== Document segment ==
Here's why: every payout is a bank transaction. Every bank transaction has friction. If we're sending a creator £3 on a Monday morning, we're both wasting time and Stripe's time. More importantly, we're creating a CX nightmare. 'Where's my money? Why is it taking so long?' Meanwhile, the creator has earned five tips of 60p each, and we're all waiting for a transaction that'll cost us more in operational overhead than it's worth.
At £20, a creator needs four decent tips to trigger a payout. That's four real moments of audience connection, four genuine interactions. And when the money lands on Monday morning, it's substantial enough that the creator actually notices it, actually cares about it, actually comes back to check their analytics and set up another stream or post.
We've watched this play out. A Streamr creator hits 20 quid on a Sunday night. Monday morning, they see the payout in their bank. They come straight back to the dashboard, check who tipped them, and often send a message to the community. That's the behaviour we want to encourage. That's the loop that works.
The infrastructure conversation nobody sees
One detail keeps me up at night, but it's the right kind of insomnia. We store every transaction in integer pence. Not floats. Not rounded values. Pence.
This came from a different decision altogether. We built Seedr knowing that MRVL was moving toward Payment Institution authorisation by 2028. That means FCA readiness. And the FCA doesn't take rounding errors kindly. Every pence has to be auditable. Every transaction has to be repeatable.
So when we set £5 minimum and £20 payout, those numbers aren't just business constraints. They're part of a schema designed to survive regulatory scrutiny. Five pounds is 500 pence. Twenty pounds is 2,000 pence. They're clean. They work in our fee calculation. They work in our audit trail. They work when a regulator asks us to prove every penny.
Most founders never think about this. Most platforms don't plan five years ahead for regulatory change. But we did, because we wanted to build something that creators could trust for the long term.

== Provided records ==
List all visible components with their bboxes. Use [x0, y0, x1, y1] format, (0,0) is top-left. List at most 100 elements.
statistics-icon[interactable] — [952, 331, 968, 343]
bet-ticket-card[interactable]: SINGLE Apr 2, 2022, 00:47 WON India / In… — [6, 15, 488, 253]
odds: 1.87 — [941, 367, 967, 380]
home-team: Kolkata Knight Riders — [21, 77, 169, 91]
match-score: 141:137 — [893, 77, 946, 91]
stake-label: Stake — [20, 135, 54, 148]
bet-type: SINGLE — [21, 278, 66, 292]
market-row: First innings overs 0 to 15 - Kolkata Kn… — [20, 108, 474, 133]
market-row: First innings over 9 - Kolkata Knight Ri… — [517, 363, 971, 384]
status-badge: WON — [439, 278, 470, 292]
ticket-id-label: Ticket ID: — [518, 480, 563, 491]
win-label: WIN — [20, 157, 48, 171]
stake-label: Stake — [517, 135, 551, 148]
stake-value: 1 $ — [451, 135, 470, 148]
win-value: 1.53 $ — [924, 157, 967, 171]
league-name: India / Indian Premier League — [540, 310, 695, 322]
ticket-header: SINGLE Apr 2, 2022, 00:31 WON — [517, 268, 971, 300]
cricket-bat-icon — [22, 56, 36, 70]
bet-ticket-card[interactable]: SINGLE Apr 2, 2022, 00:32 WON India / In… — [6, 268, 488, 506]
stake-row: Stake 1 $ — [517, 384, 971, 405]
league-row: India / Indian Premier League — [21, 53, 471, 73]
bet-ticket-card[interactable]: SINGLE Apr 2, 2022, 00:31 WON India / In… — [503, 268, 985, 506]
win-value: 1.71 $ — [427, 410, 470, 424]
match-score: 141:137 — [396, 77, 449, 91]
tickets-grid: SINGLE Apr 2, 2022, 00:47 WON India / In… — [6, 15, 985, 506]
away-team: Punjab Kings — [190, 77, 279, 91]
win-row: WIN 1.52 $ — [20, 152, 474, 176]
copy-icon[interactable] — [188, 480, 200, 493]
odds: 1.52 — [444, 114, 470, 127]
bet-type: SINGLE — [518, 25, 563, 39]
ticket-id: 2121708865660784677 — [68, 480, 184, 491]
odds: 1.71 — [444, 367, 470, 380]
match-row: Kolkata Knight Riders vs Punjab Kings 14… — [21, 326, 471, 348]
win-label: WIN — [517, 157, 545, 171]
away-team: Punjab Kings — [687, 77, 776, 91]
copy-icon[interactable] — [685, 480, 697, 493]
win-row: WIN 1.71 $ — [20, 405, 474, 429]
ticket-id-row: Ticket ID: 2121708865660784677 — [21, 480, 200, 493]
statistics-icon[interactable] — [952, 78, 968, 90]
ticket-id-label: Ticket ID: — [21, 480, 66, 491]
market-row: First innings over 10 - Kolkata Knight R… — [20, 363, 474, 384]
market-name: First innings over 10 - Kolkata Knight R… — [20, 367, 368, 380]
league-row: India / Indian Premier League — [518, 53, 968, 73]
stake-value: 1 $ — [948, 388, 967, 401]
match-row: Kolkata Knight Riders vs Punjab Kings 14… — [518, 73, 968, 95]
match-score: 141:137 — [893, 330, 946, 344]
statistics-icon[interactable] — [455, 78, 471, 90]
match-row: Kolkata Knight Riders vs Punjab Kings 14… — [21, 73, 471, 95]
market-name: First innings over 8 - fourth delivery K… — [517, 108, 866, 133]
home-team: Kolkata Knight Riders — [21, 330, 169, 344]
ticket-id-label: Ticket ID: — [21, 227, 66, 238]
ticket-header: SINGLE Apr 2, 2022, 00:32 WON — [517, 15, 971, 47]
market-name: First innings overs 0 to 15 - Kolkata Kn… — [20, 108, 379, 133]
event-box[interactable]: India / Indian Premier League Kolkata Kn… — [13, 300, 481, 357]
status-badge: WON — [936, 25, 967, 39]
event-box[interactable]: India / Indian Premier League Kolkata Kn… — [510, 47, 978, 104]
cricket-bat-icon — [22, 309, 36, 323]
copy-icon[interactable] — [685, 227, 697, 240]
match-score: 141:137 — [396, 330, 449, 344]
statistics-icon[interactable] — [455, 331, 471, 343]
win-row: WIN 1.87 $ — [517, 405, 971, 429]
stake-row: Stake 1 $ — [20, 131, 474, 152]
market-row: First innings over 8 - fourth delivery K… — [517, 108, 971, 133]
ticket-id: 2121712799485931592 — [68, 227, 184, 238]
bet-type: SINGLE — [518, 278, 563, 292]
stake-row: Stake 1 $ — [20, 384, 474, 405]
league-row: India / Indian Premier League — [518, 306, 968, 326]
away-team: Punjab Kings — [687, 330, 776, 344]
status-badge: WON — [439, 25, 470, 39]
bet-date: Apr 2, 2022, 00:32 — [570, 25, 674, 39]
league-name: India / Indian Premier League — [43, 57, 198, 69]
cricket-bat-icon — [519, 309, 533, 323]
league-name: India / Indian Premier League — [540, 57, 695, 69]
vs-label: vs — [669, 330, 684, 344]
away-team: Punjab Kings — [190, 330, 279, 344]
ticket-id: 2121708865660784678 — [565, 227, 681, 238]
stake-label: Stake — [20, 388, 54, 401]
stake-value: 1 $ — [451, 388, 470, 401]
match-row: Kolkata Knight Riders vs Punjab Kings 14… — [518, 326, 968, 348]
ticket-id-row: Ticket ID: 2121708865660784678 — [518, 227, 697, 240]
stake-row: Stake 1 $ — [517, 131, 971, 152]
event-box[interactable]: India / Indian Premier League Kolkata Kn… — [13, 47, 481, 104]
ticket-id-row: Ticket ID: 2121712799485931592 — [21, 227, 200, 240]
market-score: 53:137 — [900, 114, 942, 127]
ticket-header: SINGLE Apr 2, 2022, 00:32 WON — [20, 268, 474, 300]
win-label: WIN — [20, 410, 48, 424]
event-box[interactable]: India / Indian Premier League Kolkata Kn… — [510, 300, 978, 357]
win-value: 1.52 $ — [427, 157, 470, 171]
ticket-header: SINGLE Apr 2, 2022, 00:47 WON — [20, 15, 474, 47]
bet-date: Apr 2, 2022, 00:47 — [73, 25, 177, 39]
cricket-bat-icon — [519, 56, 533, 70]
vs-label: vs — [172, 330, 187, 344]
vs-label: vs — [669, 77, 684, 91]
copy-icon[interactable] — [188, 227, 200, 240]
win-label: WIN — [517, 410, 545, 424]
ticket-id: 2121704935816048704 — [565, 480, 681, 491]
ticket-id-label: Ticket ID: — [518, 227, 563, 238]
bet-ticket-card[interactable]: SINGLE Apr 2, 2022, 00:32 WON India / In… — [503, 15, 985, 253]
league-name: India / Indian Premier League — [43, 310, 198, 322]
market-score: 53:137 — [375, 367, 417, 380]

== Activities ==
**A)** According to the piece on creator payout thresholds, by what year was MRVL moving toward Payment Institution authorisation?
**B)** Continue the piece on creator payout thresholds from the point where it stops.

== Responses per task ==
**A)** 2028

**B)**
What we learned from real creators
When we soft-launched Seedr to a small cohort of faith creators in our network, we watched the numbers. The £5 minimum didn't create friction. If anything, it created clarity. Creators knew they were receiving real, meaningful tips, not just noise. Fans knew their money was going somewhere it mattered.
The £20 payout threshold took longer to test, but once we had 30 creators using the platform for a few weeks, the pattern became clear. The creators who hit £20 fastest weren't necessarily those with the biggest audiences. They were the ones with the most engaged audiences. The ones people wanted to support.
And crucially, nobody complained about the minimums. The complaint we got, instead, was from creators who wanted to set their own minimum tip for specific moments. 'I want £10 tips for premium content.' That's a different conversation. That's feature work. But the floor of £5, the payout of £20? That stuck because it matched reality.
How the fee structure actually works
This is where I need to be precise, because the fee structure ties directly to those thresholds. Seedr takes a 5% platform fee on every transaction. If a creator is Foundr Free, that drops to 1.5%. If they're Foundr Pro, it's 1%. But here's the thing: those fees only make sense at scale and at a certain minimum transaction size.
At £5, a 5% fee is 25 pence. It's small enough not to upset the creator, but large enough to cover our slice of the Stripe fee and a sliver of operational cost. At £20 payout, we've accumulated enough revenue to make the bank transaction worthwhile. The maths are tight, but they're real.
The AML threshold we set at £10,000 monthly is a separate safeguard. Below that, Stripe Connect handles everything. Above it, we escalate to manual review. Again, this is part of the FCA-ready design I mentioned earlier. We're not doing anything sneaky. We're just planning for a future where regulatory bodies might ask us to prove we're not a money laundering vector.
The £5 minimum and £20 payout might sound like arbitrary numbers, but they're the opposite. They're the result of hard choices about who we're building for, how we stay solvent, and what regulatory future we're preparing for. Does your creator platform think that far ahead?